* _Source records_
↓
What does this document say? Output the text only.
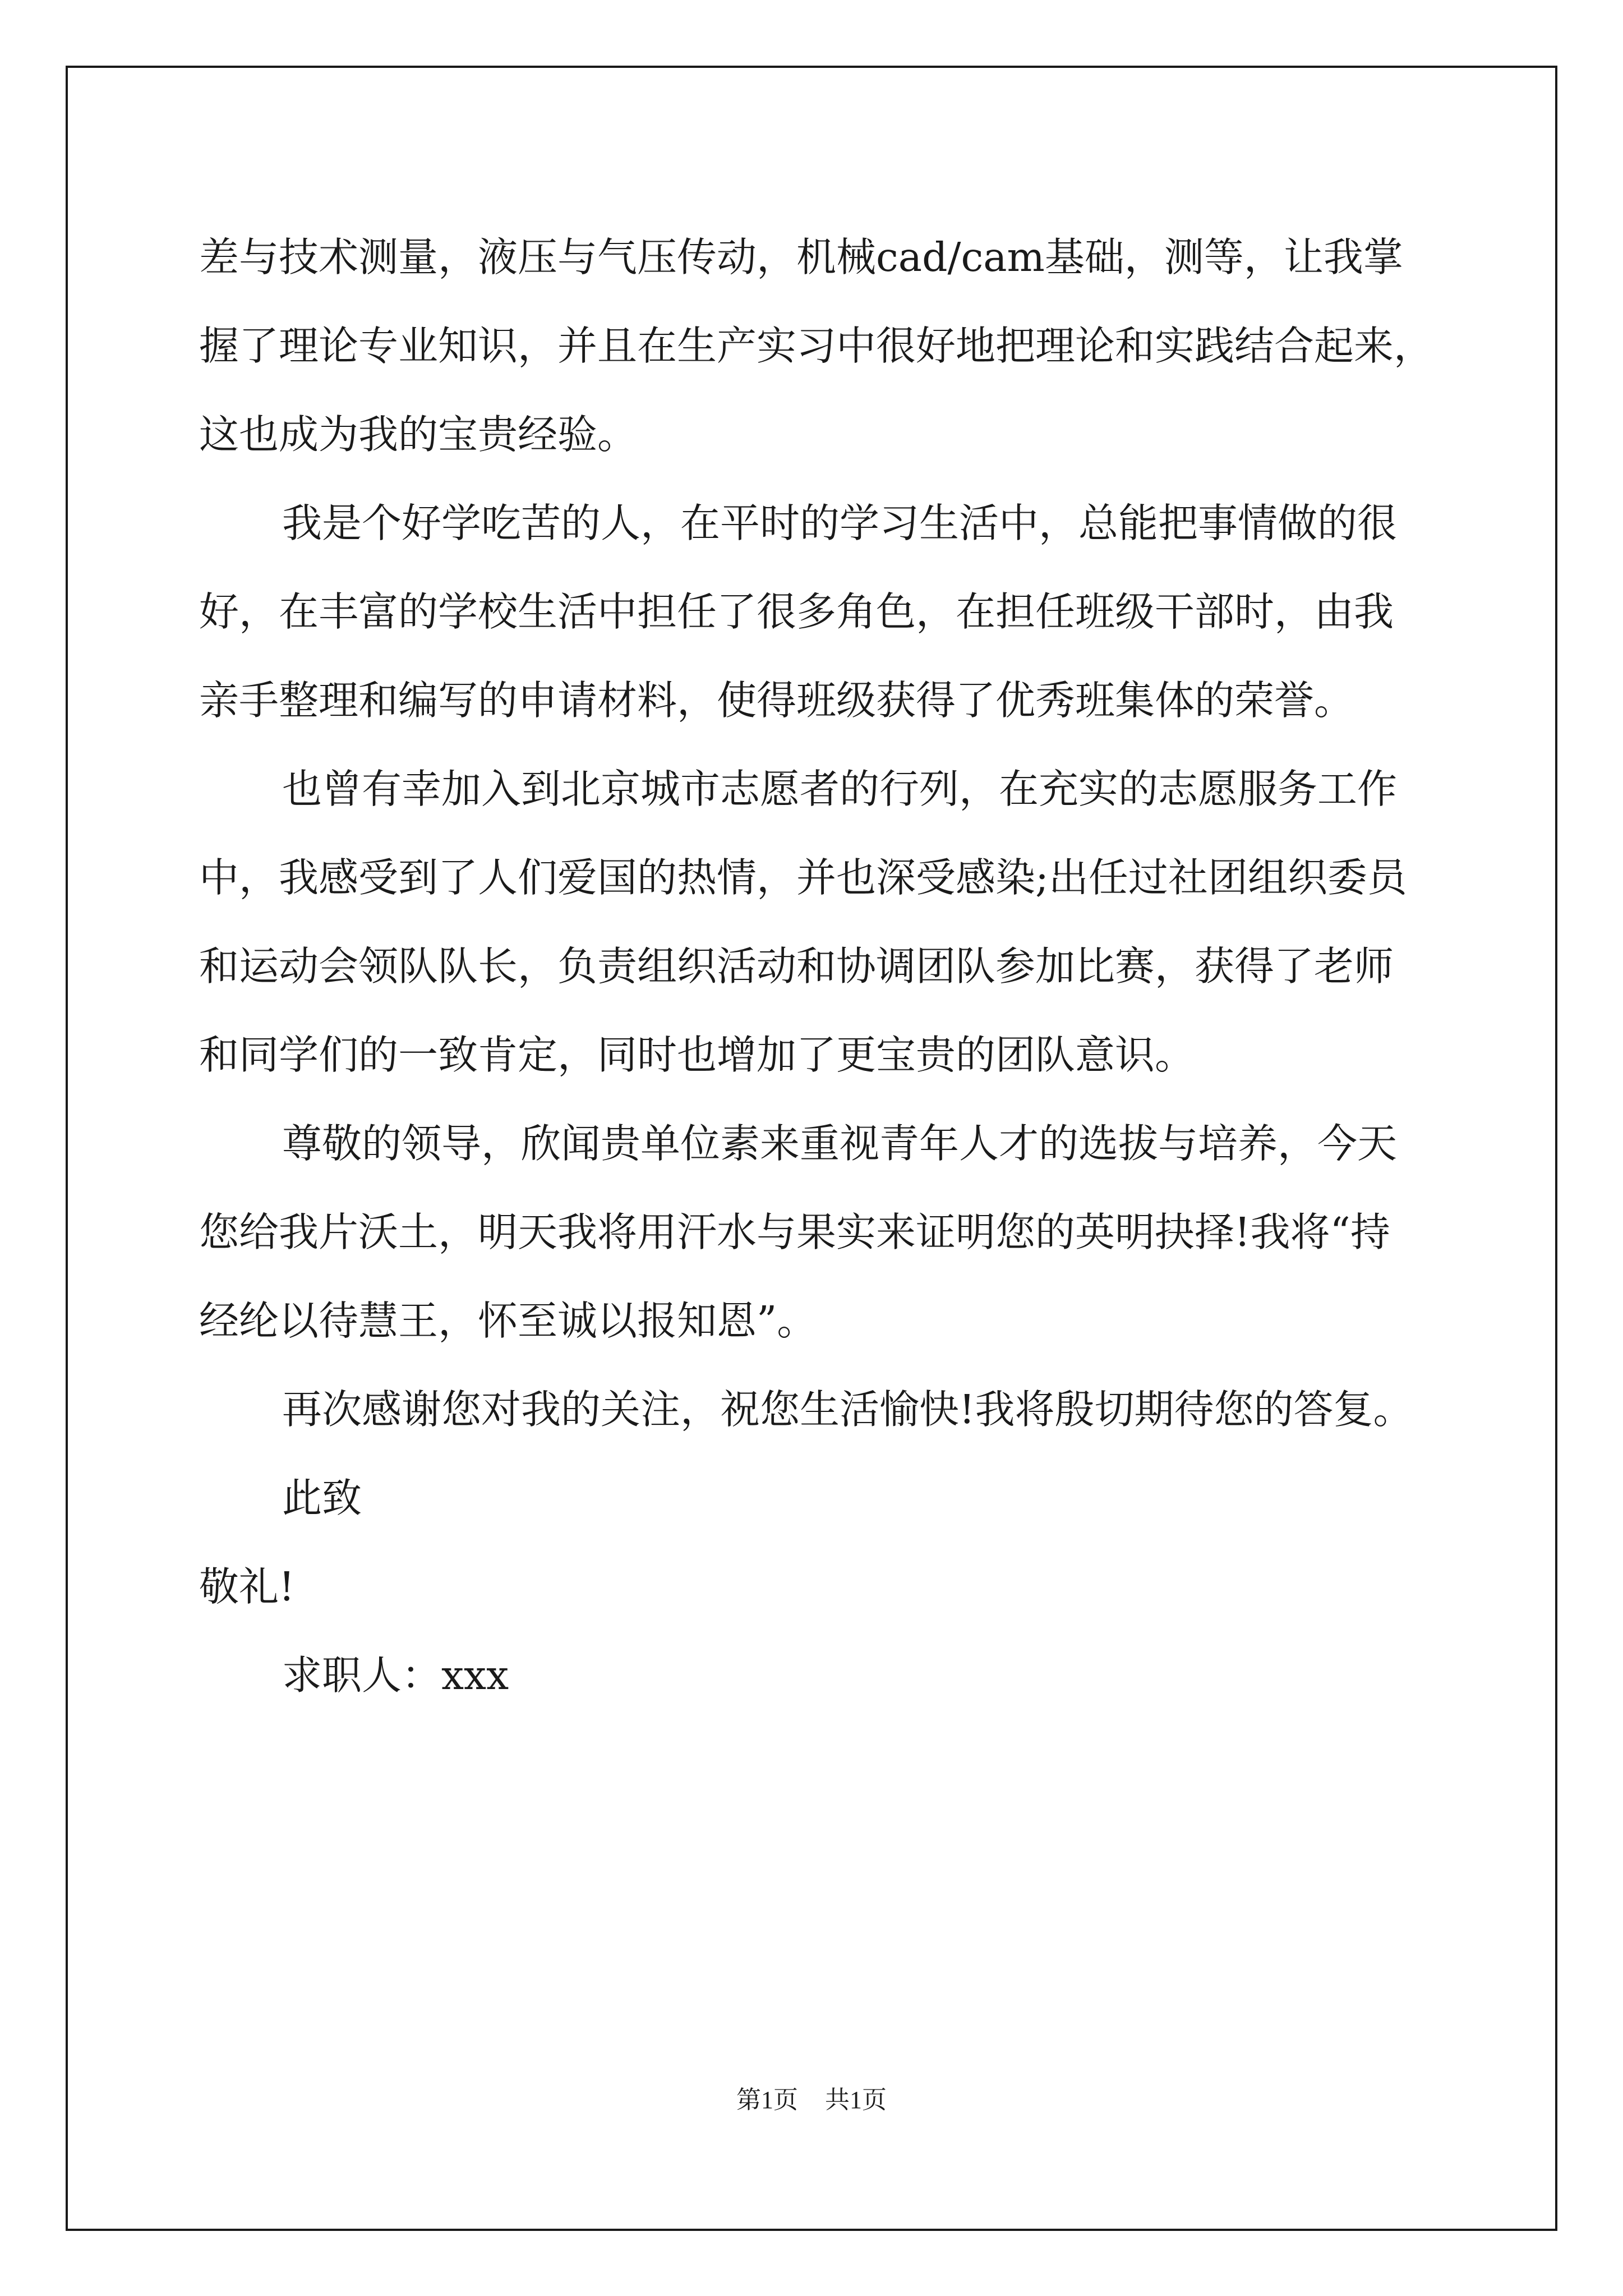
差与技术测量，液压与气压传动，机械cad/cam基础，测等，让我掌
握了理论专业知识，并且在生产实习中很好地把理论和实践结合起来，
这也成为我的宝贵经验。
我是个好学吃苦的人，在平时的学习生活中，总能把事情做的很
好，在丰富的学校生活中担任了很多角色，在担任班级干部时，由我
亲手整理和编写的申请材料，使得班级获得了优秀班集体的荣誉。
也曾有幸加入到北京城市志愿者的行列，在充实的志愿服务工作
中，我感受到了人们爱国的热情，并也深受感染;出任过社团组织委员
和运动会领队队长，负责组织活动和协调团队参加比赛，获得了老师
和同学们的一致肯定，同时也增加了更宝贵的团队意识。
尊敬的领导，欣闻贵单位素来重视青年人才的选拔与培养，今天
您给我片沃土，明天我将用汗水与果实来证明您的英明抉择!我将“持
经纶以待慧王，怀至诚以报知恩”。
再次感谢您对我的关注，祝您生活愉快!我将殷切期待您的答复。
此致
敬礼!
求职人：xxx
第1页 共1页
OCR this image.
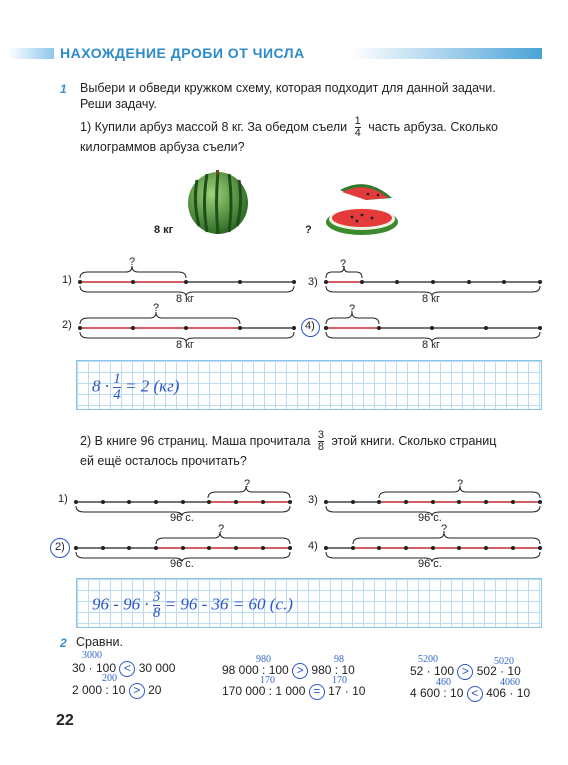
НАХОЖДЕНИЕ ДРОБИ ОТ ЧИСЛА
1 Выбери и обведи кружком схему, которая подходит для данной задачи.
Реши задачу.
1) Купили арбуз массой 8 кг. За обедом съели $\frac{1}{4}$ часть арбуза. Сколько
килограммов арбуза съели?
8 кг	?
1)
?
8 кг
2)
?
8 кг
3)
?
8 кг
4)
?
8 кг
$8 \cdot \frac{1}{4} = 2$ (кг)
2) В книге 96 страниц. Маша прочитала $\frac{3}{8}$ этой книги. Сколько страниц
ей ещё осталось прочитать?
1)
?
96 с.
2)
?
96 с.
3)
?
96 с.
4)
?
96 с.
$96 - 96 \cdot \frac{3}{8} = 96 - 36 = 60$ (с.)
2 Сравни.
3000
30 · 100 < 30 000
200
2 000 : 10 > 20
980	98
98 000 : 100 > 980 : 10
170	170
170 000 : 1 000 = 17 · 10
5200	5020
52 · 100 > 502 · 10
460	4060
4 600 : 10 < 406 · 10
22
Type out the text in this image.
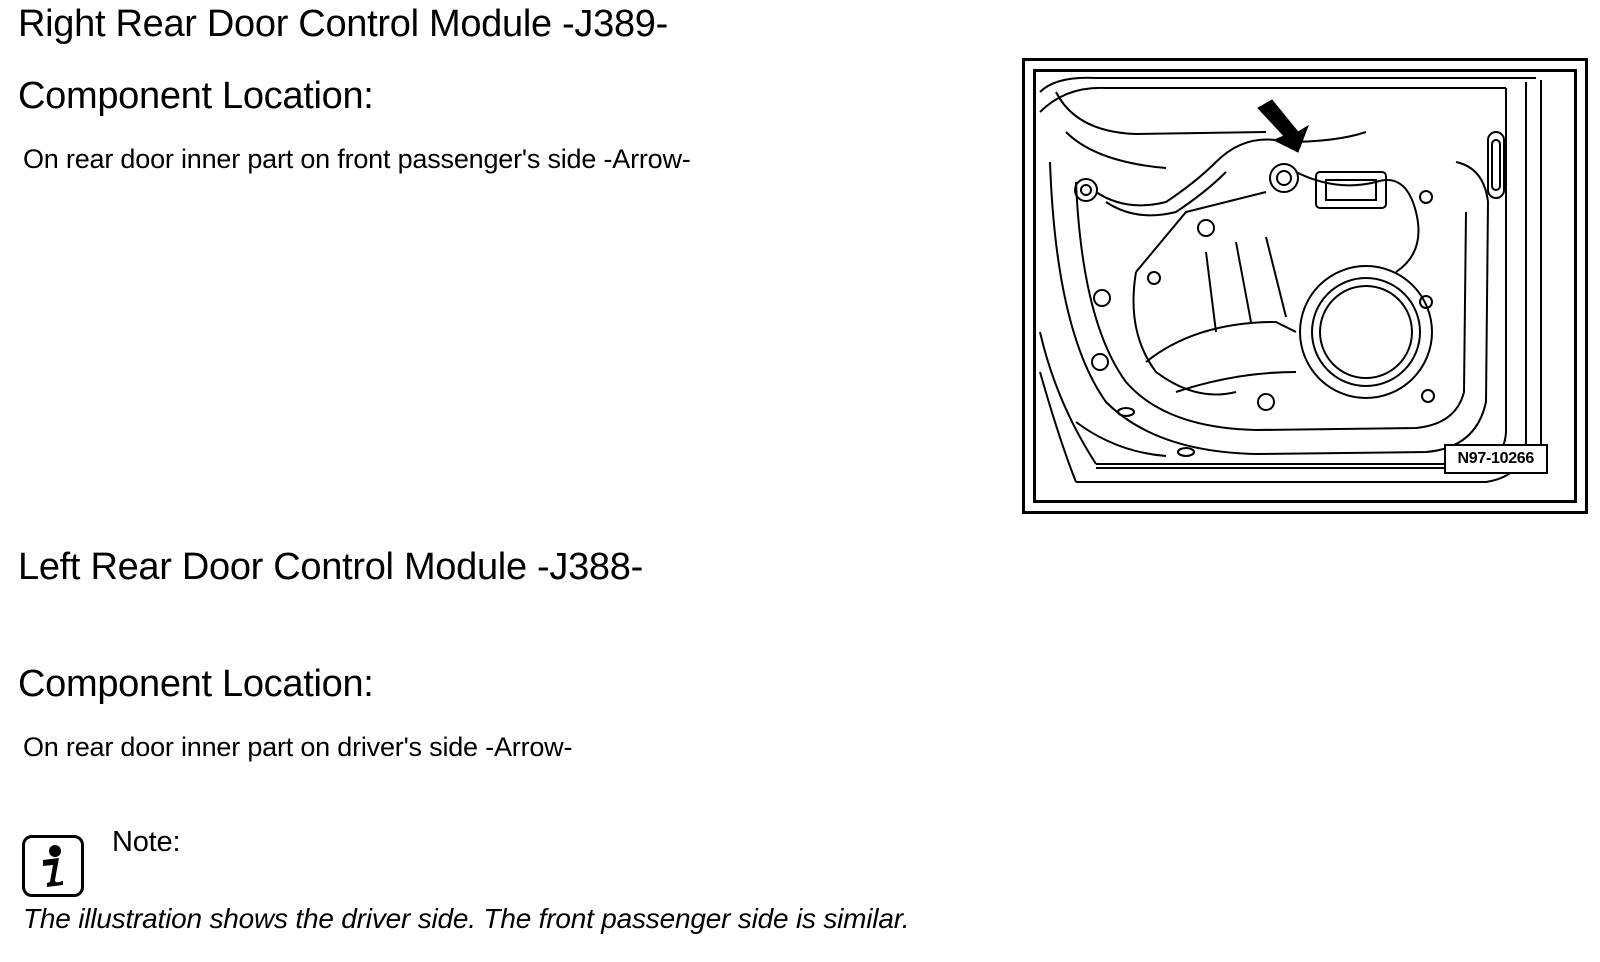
Right Rear Door Control Module -J389-
Component Location:
On rear door inner part on front passenger's side -Arrow-
N97-10266
Left Rear Door Control Module -J388-
Component Location:
On rear door inner part on driver's side -Arrow-
Note:
The illustration shows the driver side. The front passenger side is similar.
↑
* _SHORT EXERCISE_
Tally up the lines in the preceding listing that contain the string "image". Respond with the number and nothing else.

* _SOLUTION TO THE EXERCISE_
2